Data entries
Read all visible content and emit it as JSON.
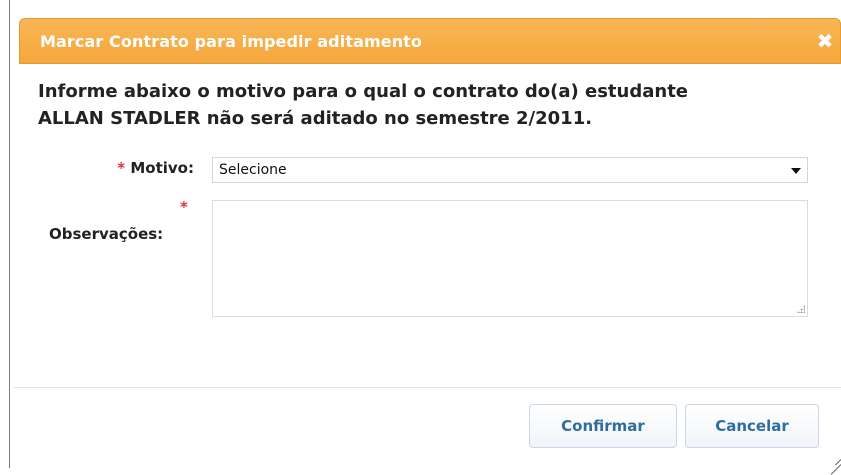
{
  "dialog": {
    "title": "Marcar Contrato para impedir aditamento",
    "close_icon": "close-icon",
    "close_symbol": "✖",
    "message_line_1": "Informe abaixo o motivo para o qual o contrato do(a) estudante",
    "message_line_2": "ALLAN STADLER não será aditado no semestre 2/2011.",
    "required_marker": "*",
    "motivo_label": "Motivo:",
    "motivo_selected": "Selecione",
    "observacoes_label": "Observações:",
    "observacoes_value": "",
    "confirm_label": "Confirmar",
    "cancel_label": "Cancelar"
  },
  "colors": {
    "title_bar": "#f5a73b",
    "required_marker": "#e0323e",
    "button_text": "#2e6e9e"
  }
}
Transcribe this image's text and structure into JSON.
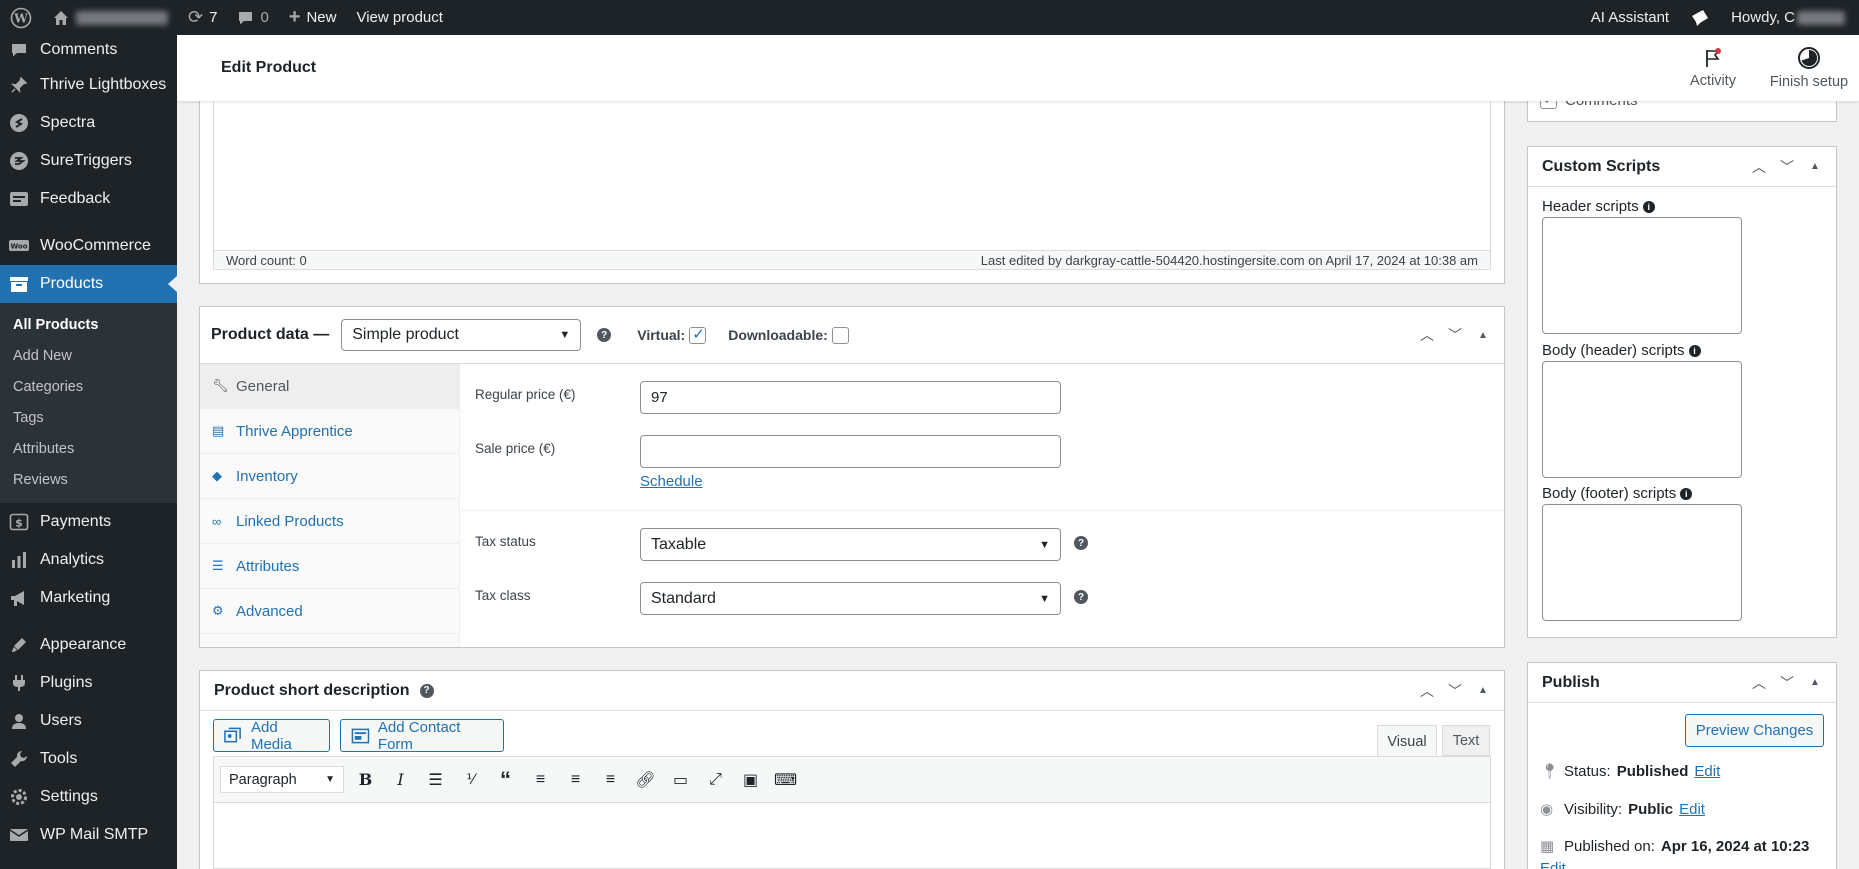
{
  "adminbar": {
    "updates_count": "7",
    "comments_count": "0",
    "new_label": "New",
    "view_product_label": "View product",
    "ai_assistant_label": "AI Assistant",
    "howdy_label": "Howdy, C"
  },
  "sidebar": {
    "items_top": [
      {
        "label": "Comments",
        "icon": "comment-icon"
      },
      {
        "label": "Thrive Lightboxes",
        "icon": "pin-icon"
      },
      {
        "label": "Spectra",
        "icon": "spectra-icon"
      },
      {
        "label": "SureTriggers",
        "icon": "suretriggers-icon"
      },
      {
        "label": "Feedback",
        "icon": "feedback-icon"
      }
    ],
    "woocommerce": "WooCommerce",
    "products": "Products",
    "submenu": [
      "All Products",
      "Add New",
      "Categories",
      "Tags",
      "Attributes",
      "Reviews"
    ],
    "items_mid": [
      {
        "label": "Payments",
        "icon": "payments-icon"
      },
      {
        "label": "Analytics",
        "icon": "analytics-icon"
      },
      {
        "label": "Marketing",
        "icon": "marketing-icon"
      }
    ],
    "items_bottom": [
      {
        "label": "Appearance",
        "icon": "appearance-icon"
      },
      {
        "label": "Plugins",
        "icon": "plugins-icon"
      },
      {
        "label": "Users",
        "icon": "users-icon"
      },
      {
        "label": "Tools",
        "icon": "tools-icon"
      },
      {
        "label": "Settings",
        "icon": "settings-icon"
      },
      {
        "label": "WP Mail SMTP",
        "icon": "mail-icon"
      }
    ]
  },
  "header": {
    "title": "Edit Product",
    "activity_label": "Activity",
    "finish_setup_label": "Finish setup"
  },
  "editor": {
    "word_count": "Word count: 0",
    "last_edited": "Last edited by darkgray-cattle-504420.hostingersite.com on April 17, 2024 at 10:38 am"
  },
  "product_data": {
    "title": "Product data —",
    "type_value": "Simple product",
    "virtual_label": "Virtual:",
    "virtual_checked": true,
    "downloadable_label": "Downloadable:",
    "downloadable_checked": false,
    "tabs": [
      {
        "label": "General",
        "icon": "wrench-icon"
      },
      {
        "label": "Thrive Apprentice",
        "icon": "book-icon"
      },
      {
        "label": "Inventory",
        "icon": "tag-icon"
      },
      {
        "label": "Linked Products",
        "icon": "link-icon"
      },
      {
        "label": "Attributes",
        "icon": "list-icon"
      },
      {
        "label": "Advanced",
        "icon": "gear-icon"
      }
    ],
    "regular_price_label": "Regular price (€)",
    "regular_price_value": "97",
    "sale_price_label": "Sale price (€)",
    "sale_price_value": "",
    "schedule_label": "Schedule",
    "tax_status_label": "Tax status",
    "tax_status_value": "Taxable",
    "tax_class_label": "Tax class",
    "tax_class_value": "Standard"
  },
  "short_description": {
    "title": "Product short description",
    "add_media_label": "Add Media",
    "add_contact_form_label": "Add Contact Form",
    "visual_tab": "Visual",
    "text_tab": "Text",
    "paragraph_value": "Paragraph"
  },
  "right": {
    "comments_label": "Comments",
    "custom_scripts_title": "Custom Scripts",
    "header_scripts_label": "Header scripts",
    "body_header_scripts_label": "Body (header) scripts",
    "body_footer_scripts_label": "Body (footer) scripts",
    "publish_title": "Publish",
    "preview_changes_label": "Preview Changes",
    "status_label": "Status:",
    "status_value": "Published",
    "visibility_label": "Visibility:",
    "visibility_value": "Public",
    "published_on_label": "Published on:",
    "published_on_value": "Apr 16, 2024 at 10:23",
    "edit_label": "Edit"
  }
}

Task to carry out
Above are the records; reproduce them exactly and leave out the pictures.

Output for this task
Read all visible content and emit it as JSON.
{
  "dialog": {
    "title": "Marcar Contrato para impedir aditamento",
    "close_icon": "close-icon",
    "close_symbol": "✖",
    "message_line_1": "Informe abaixo o motivo para o qual o contrato do(a) estudante",
    "message_line_2": "ALLAN STADLER não será aditado no semestre 2/2011.",
    "required_marker": "*",
    "motivo_label": "Motivo:",
    "motivo_selected": "Selecione",
    "observacoes_label": "Observações:",
    "observacoes_value": "",
    "confirm_label": "Confirmar",
    "cancel_label": "Cancelar"
  },
  "colors": {
    "title_bar": "#f5a73b",
    "required_marker": "#e0323e",
    "button_text": "#2e6e9e"
  }
}
Transcribe this image's text and structure into JSON.
{
  "adminbar": {
    "updates_count": "7",
    "comments_count": "0",
    "new_label": "New",
    "view_product_label": "View product",
    "ai_assistant_label": "AI Assistant",
    "howdy_label": "Howdy, C"
  },
  "sidebar": {
    "items_top": [
      {
        "label": "Comments",
        "icon": "comment-icon"
      },
      {
        "label": "Thrive Lightboxes",
        "icon": "pin-icon"
      },
      {
        "label": "Spectra",
        "icon": "spectra-icon"
      },
      {
        "label": "SureTriggers",
        "icon": "suretriggers-icon"
      },
      {
        "label": "Feedback",
        "icon": "feedback-icon"
      }
    ],
    "woocommerce": "WooCommerce",
    "products": "Products",
    "submenu": [
      "All Products",
      "Add New",
      "Categories",
      "Tags",
      "Attributes",
      "Reviews"
    ],
    "items_mid": [
      {
        "label": "Payments",
        "icon": "payments-icon"
      },
      {
        "label": "Analytics",
        "icon": "analytics-icon"
      },
      {
        "label": "Marketing",
        "icon": "marketing-icon"
      }
    ],
    "items_bottom": [
      {
        "label": "Appearance",
        "icon": "appearance-icon"
      },
      {
        "label": "Plugins",
        "icon": "plugins-icon"
      },
      {
        "label": "Users",
        "icon": "users-icon"
      },
      {
        "label": "Tools",
        "icon": "tools-icon"
      },
      {
        "label": "Settings",
        "icon": "settings-icon"
      },
      {
        "label": "WP Mail SMTP",
        "icon": "mail-icon"
      }
    ]
  },
  "header": {
    "title": "Edit Product",
    "activity_label": "Activity",
    "finish_setup_label": "Finish setup"
  },
  "editor": {
    "word_count": "Word count: 0",
    "last_edited": "Last edited by darkgray-cattle-504420.hostingersite.com on April 17, 2024 at 10:38 am"
  },
  "product_data": {
    "title": "Product data —",
    "type_value": "Simple product",
    "virtual_label": "Virtual:",
    "virtual_checked": true,
    "downloadable_label": "Downloadable:",
    "downloadable_checked": false,
    "tabs": [
      {
        "label": "General",
        "icon": "wrench-icon"
      },
      {
        "label": "Thrive Apprentice",
        "icon": "book-icon"
      },
      {
        "label": "Inventory",
        "icon": "tag-icon"
      },
      {
        "label": "Linked Products",
        "icon": "link-icon"
      },
      {
        "label": "Attributes",
        "icon": "list-icon"
      },
      {
        "label": "Advanced",
        "icon": "gear-icon"
      }
    ],
    "regular_price_label": "Regular price (€)",
    "regular_price_value": "97",
    "sale_price_label": "Sale price (€)",
    "sale_price_value": "",
    "schedule_label": "Schedule",
    "tax_status_label": "Tax status",
    "tax_status_value": "Taxable",
    "tax_class_label": "Tax class",
    "tax_class_value": "Standard"
  },
  "short_description": {
    "title": "Product short description",
    "add_media_label": "Add Media",
    "add_contact_form_label": "Add Contact Form",
    "visual_tab": "Visual",
    "text_tab": "Text",
    "paragraph_value": "Paragraph"
  },
  "right": {
    "comments_label": "Comments",
    "custom_scripts_title": "Custom Scripts",
    "header_scripts_label": "Header scripts",
    "body_header_scripts_label": "Body (header) scripts",
    "body_footer_scripts_label": "Body (footer) scripts",
    "publish_title": "Publish",
    "preview_changes_label": "Preview Changes",
    "status_label": "Status:",
    "status_value": "Published",
    "visibility_label": "Visibility:",
    "visibility_value": "Public",
    "published_on_label": "Published on:",
    "published_on_value": "Apr 16, 2024 at 10:23",
    "edit_label": "Edit"
  }
}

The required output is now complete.